# START OF Material provided

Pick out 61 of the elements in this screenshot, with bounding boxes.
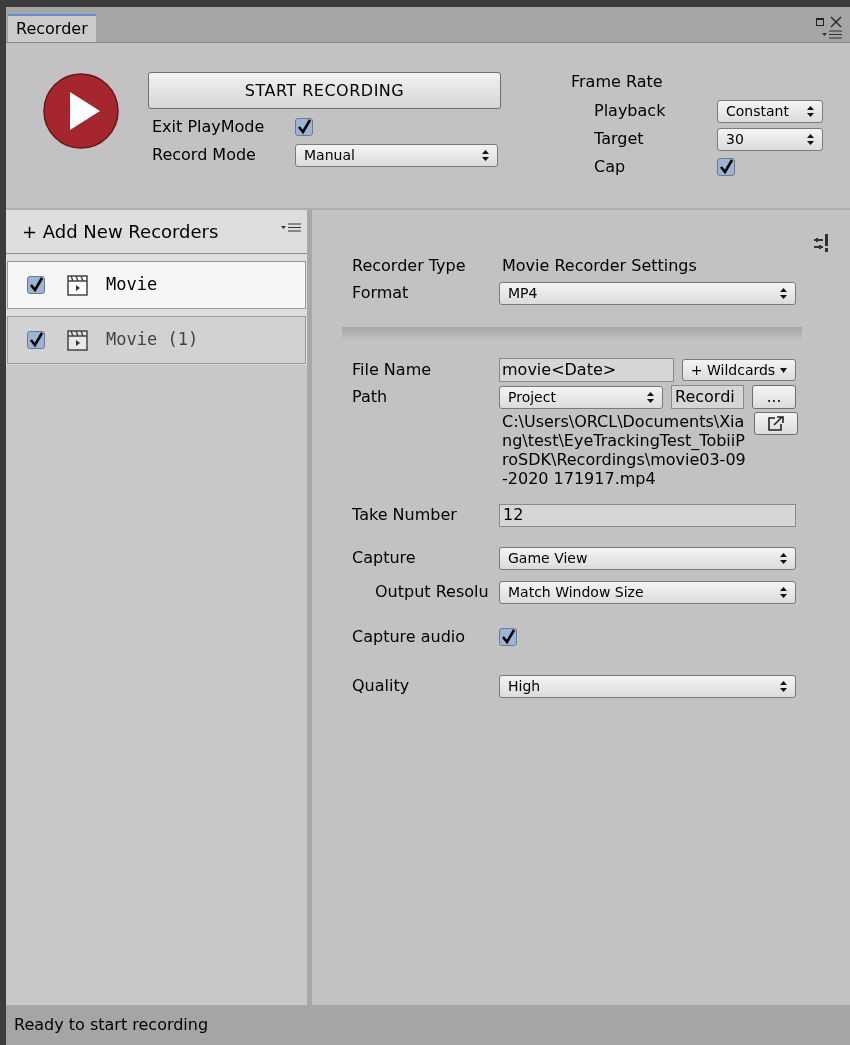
dropdown[interactable]: Project [499, 385, 663, 409]
field-label: Format [352, 282, 410, 304]
field-label: Exit PlayMode [151, 116, 266, 138]
wildcards-button[interactable]: + Wildcards [682, 359, 796, 381]
checkbox[interactable] [499, 628, 517, 646]
stepper-arrows-icon [807, 133, 814, 145]
stepper-arrows-icon [780, 680, 787, 692]
stepper-arrows-icon [807, 105, 814, 117]
stepper-arrows-icon [647, 391, 654, 403]
open-folder-button[interactable] [754, 412, 798, 435]
field-label: Target [594, 128, 645, 150]
status-text: Ready to start recording [14, 1014, 209, 1036]
dropdown[interactable]: Manual [295, 143, 498, 167]
output-path-text: C:\Users\ORCL\Documents\Xiang\test\EyeTrackingTest_TobiiProSDK\Recordings\movie03-09-2020 171917.mp4 [502, 412, 747, 488]
field-label: Quality [352, 675, 411, 697]
field-label: Capture audio [352, 626, 467, 648]
field-label: Path [352, 386, 389, 408]
dropdown[interactable]: Constant [717, 99, 823, 123]
external-link-icon [768, 416, 784, 431]
recorder-type-value: Movie Recorder Settings [502, 255, 697, 277]
caret-icon [780, 367, 788, 373]
checkbox[interactable] [295, 118, 313, 136]
start-recording-button[interactable]: START RECORDING [148, 72, 501, 109]
field-label: Playback [594, 100, 667, 122]
clapperboard-icon [67, 274, 88, 296]
menu-icon[interactable] [822, 30, 842, 39]
file-name-field[interactable]: movie<Date> [499, 358, 674, 382]
dropdown[interactable]: Game View [499, 546, 796, 570]
field-label: File Name [352, 359, 433, 381]
maximize-icon[interactable] [816, 18, 824, 26]
stepper-arrows-icon [780, 552, 787, 564]
field-label: Output Resolu [374, 581, 490, 603]
preset-settings-icon[interactable] [814, 234, 829, 252]
checkbox[interactable] [27, 276, 45, 294]
dropdown[interactable]: Match Window Size [499, 580, 796, 604]
close-icon[interactable] [830, 16, 842, 28]
recorder-name: Movie (1) [106, 328, 199, 352]
stepper-arrows-icon [780, 586, 787, 598]
field-label: Capture [352, 547, 417, 569]
recorder-item[interactable]: Movie (1) [7, 316, 306, 364]
take-number-field[interactable]: 12 [499, 503, 796, 527]
menu-icon[interactable] [281, 223, 301, 232]
window-tab[interactable]: Recorder [8, 14, 96, 42]
dropdown[interactable]: 30 [717, 127, 823, 151]
field-label: Recorder Type [352, 255, 467, 277]
dropdown[interactable]: High [499, 674, 796, 698]
play-icon[interactable] [43, 73, 119, 149]
checkbox[interactable] [717, 158, 735, 176]
field-label: Record Mode [151, 144, 257, 166]
field-label: Frame Rate [571, 71, 664, 93]
field-label: Cap [594, 156, 627, 178]
folder-field[interactable]: Recordi [671, 385, 744, 409]
field-label: Take Number [352, 504, 458, 526]
stepper-arrows-icon [780, 287, 787, 299]
clapperboard-icon [67, 329, 88, 351]
dropdown[interactable]: MP4 [499, 281, 796, 305]
recorder-item[interactable]: Movie [7, 261, 306, 309]
checkbox[interactable] [27, 331, 45, 349]
browse-button[interactable]: ... [752, 385, 796, 409]
stepper-arrows-icon [482, 149, 489, 161]
recorder-name: Movie [106, 273, 158, 297]
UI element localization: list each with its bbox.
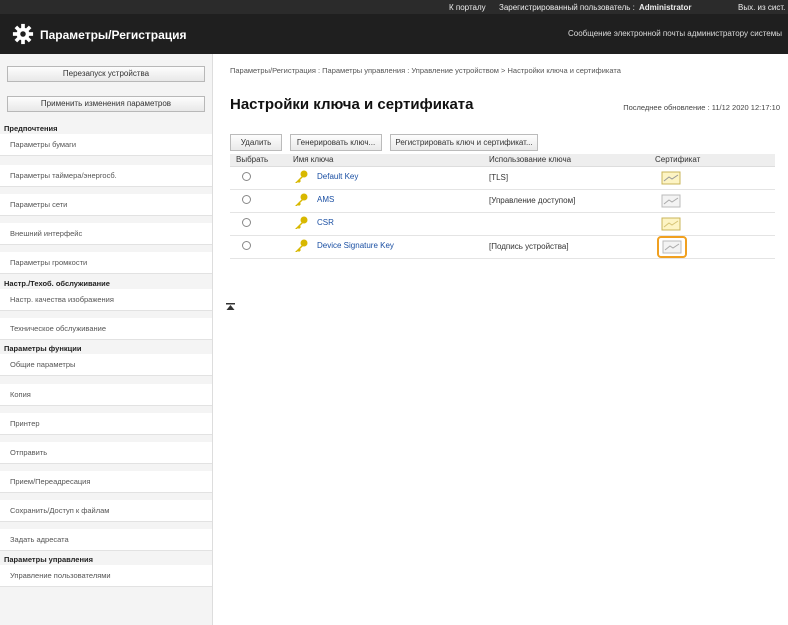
- column-header-key-name: Имя ключа: [287, 154, 483, 167]
- sidebar-item-user-management[interactable]: Управление пользователями: [0, 565, 212, 587]
- key-name-link[interactable]: Default Key: [317, 172, 358, 181]
- sidebar-item-image-quality[interactable]: Настр. качества изображения: [0, 289, 212, 311]
- sidebar-item-send[interactable]: Отправить: [0, 442, 212, 464]
- sidebar-item-maintenance[interactable]: Техническое обслуживание: [0, 318, 212, 340]
- certificate-icon[interactable]: [661, 217, 681, 231]
- select-radio[interactable]: [242, 241, 251, 250]
- portal-link[interactable]: К порталу: [449, 3, 486, 12]
- key-name-link[interactable]: CSR: [317, 218, 334, 227]
- key-table: Выбрать Имя ключа Использование ключа Се…: [230, 154, 775, 259]
- sidebar-item-printer[interactable]: Принтер: [0, 413, 212, 435]
- sidebar-item-common[interactable]: Общие параметры: [0, 354, 212, 376]
- gear-icon: [12, 23, 34, 45]
- sidebar-item-timer[interactable]: Параметры таймера/энергосб.: [0, 165, 212, 187]
- column-header-key-usage: Использование ключа: [483, 154, 649, 167]
- certificate-icon[interactable]: [661, 171, 681, 185]
- key-usage: [Подпись устройства]: [483, 235, 649, 259]
- logout-link[interactable]: Вых. из сист.: [738, 3, 785, 12]
- breadcrumb: Параметры/Регистрация : Параметры управл…: [230, 66, 621, 75]
- sidebar-item-volume[interactable]: Параметры громкости: [0, 252, 212, 274]
- sidebar-section-preferences: Предпочтения: [4, 124, 58, 133]
- title-bar: Параметры/Регистрация Сообщение электрон…: [0, 14, 788, 54]
- key-name-link[interactable]: AMS: [317, 195, 334, 204]
- certificate-highlight: [657, 235, 687, 258]
- sidebar-item-copy[interactable]: Копия: [0, 384, 212, 406]
- certificate-icon[interactable]: [661, 194, 681, 208]
- key-usage: [TLS]: [483, 166, 649, 190]
- key-name-link[interactable]: Device Signature Key: [317, 241, 394, 250]
- scroll-top-icon[interactable]: [226, 303, 235, 312]
- select-radio[interactable]: [242, 195, 251, 204]
- sidebar-item-set-destination[interactable]: Задать адресата: [0, 529, 212, 551]
- sidebar-item-external-interface[interactable]: Внешний интерфейс: [0, 223, 212, 245]
- table-row: Device Signature Key [Подпись устройства…: [230, 235, 775, 259]
- table-row: CSR: [230, 212, 775, 236]
- key-icon: [295, 193, 308, 206]
- user-label: Зарегистрированный пользователь :: [499, 3, 635, 12]
- certificate-icon[interactable]: [662, 240, 682, 254]
- main-content: Параметры/Регистрация : Параметры управл…: [213, 54, 788, 625]
- generate-key-button[interactable]: Генерировать ключ...: [290, 134, 382, 151]
- sidebar-item-receive-forward[interactable]: Прием/Переадресация: [0, 471, 212, 493]
- key-usage: [Управление доступом]: [483, 189, 649, 213]
- table-row: Default Key [TLS]: [230, 166, 775, 190]
- key-icon: [295, 239, 308, 252]
- key-icon: [295, 170, 308, 183]
- page-title: Настройки ключа и сертификата: [230, 96, 474, 113]
- column-header-select: Выбрать: [230, 154, 287, 167]
- sidebar-item-store-access-files[interactable]: Сохранить/Доступ к файлам: [0, 500, 212, 522]
- sidebar-section-management: Параметры управления: [4, 555, 93, 564]
- sidebar-item-paper[interactable]: Параметры бумаги: [0, 134, 212, 156]
- sidebar-section-function-settings: Параметры функции: [4, 344, 82, 353]
- key-icon: [295, 216, 308, 229]
- last-updated: Последнее обновление : 11/12 2020 12:17:…: [623, 103, 780, 112]
- admin-mail-link[interactable]: Сообщение электронной почты администрато…: [568, 29, 782, 38]
- column-header-certificate: Сертификат: [649, 154, 775, 167]
- sidebar-section-maintenance: Настр./Техоб. обслуживание: [4, 279, 110, 288]
- register-key-cert-button[interactable]: Регистрировать ключ и сертификат...: [390, 134, 538, 151]
- user-name: Administrator: [639, 3, 692, 12]
- select-radio[interactable]: [242, 218, 251, 227]
- select-radio[interactable]: [242, 172, 251, 181]
- app-title: Параметры/Регистрация: [40, 28, 187, 42]
- sidebar-item-network[interactable]: Параметры сети: [0, 194, 212, 216]
- top-bar: К порталу Зарегистрированный пользовател…: [0, 0, 788, 14]
- table-row: AMS [Управление доступом]: [230, 189, 775, 213]
- sidebar: Перезапуск устройства Применить изменени…: [0, 54, 213, 625]
- delete-button[interactable]: Удалить: [230, 134, 282, 151]
- restart-device-button[interactable]: Перезапуск устройства: [7, 66, 205, 82]
- key-usage: [483, 212, 649, 236]
- apply-settings-button[interactable]: Применить изменения параметров: [7, 96, 205, 112]
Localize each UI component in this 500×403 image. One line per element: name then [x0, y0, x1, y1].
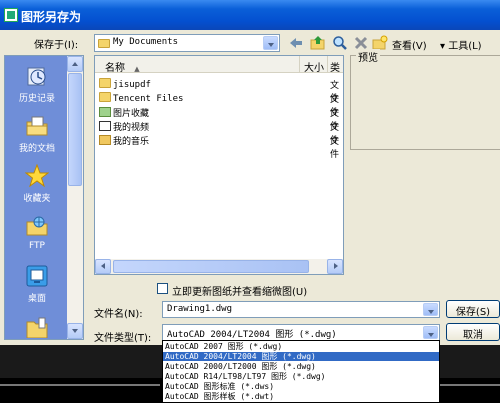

# END OF Material provided

[Goal] Could you recast the stretch from the line containing "dropdown[interactable]: Project [499, 385, 663, 409]" through the line containing "open-folder-button[interactable] [754, 412, 798, 435]" as a Markdown table, with a Row column numbering each line and an Entry column holding the line itself, skipping any blank lines?

[Correct response]
| Row | Entry |
|---|---|
| 1 | dropdown[interactable]: Project [499, 385, 663, 409] |
| 2 | field-label: Format [352, 282, 410, 304] |
| 3 | field-label: Exit PlayMode [151, 116, 266, 138] |
| 4 | wildcards-button[interactable]: + Wildcards [682, 359, 796, 381] |
| 5 | checkbox[interactable] [499, 628, 517, 646] |
| 6 | stepper-arrows-icon [807, 133, 814, 145] |
| 7 | stepper-arrows-icon [780, 680, 787, 692] |
| 8 | stepper-arrows-icon [807, 105, 814, 117] |
| 9 | stepper-arrows-icon [647, 391, 654, 403] |
| 10 | open-folder-button[interactable] [754, 412, 798, 435] |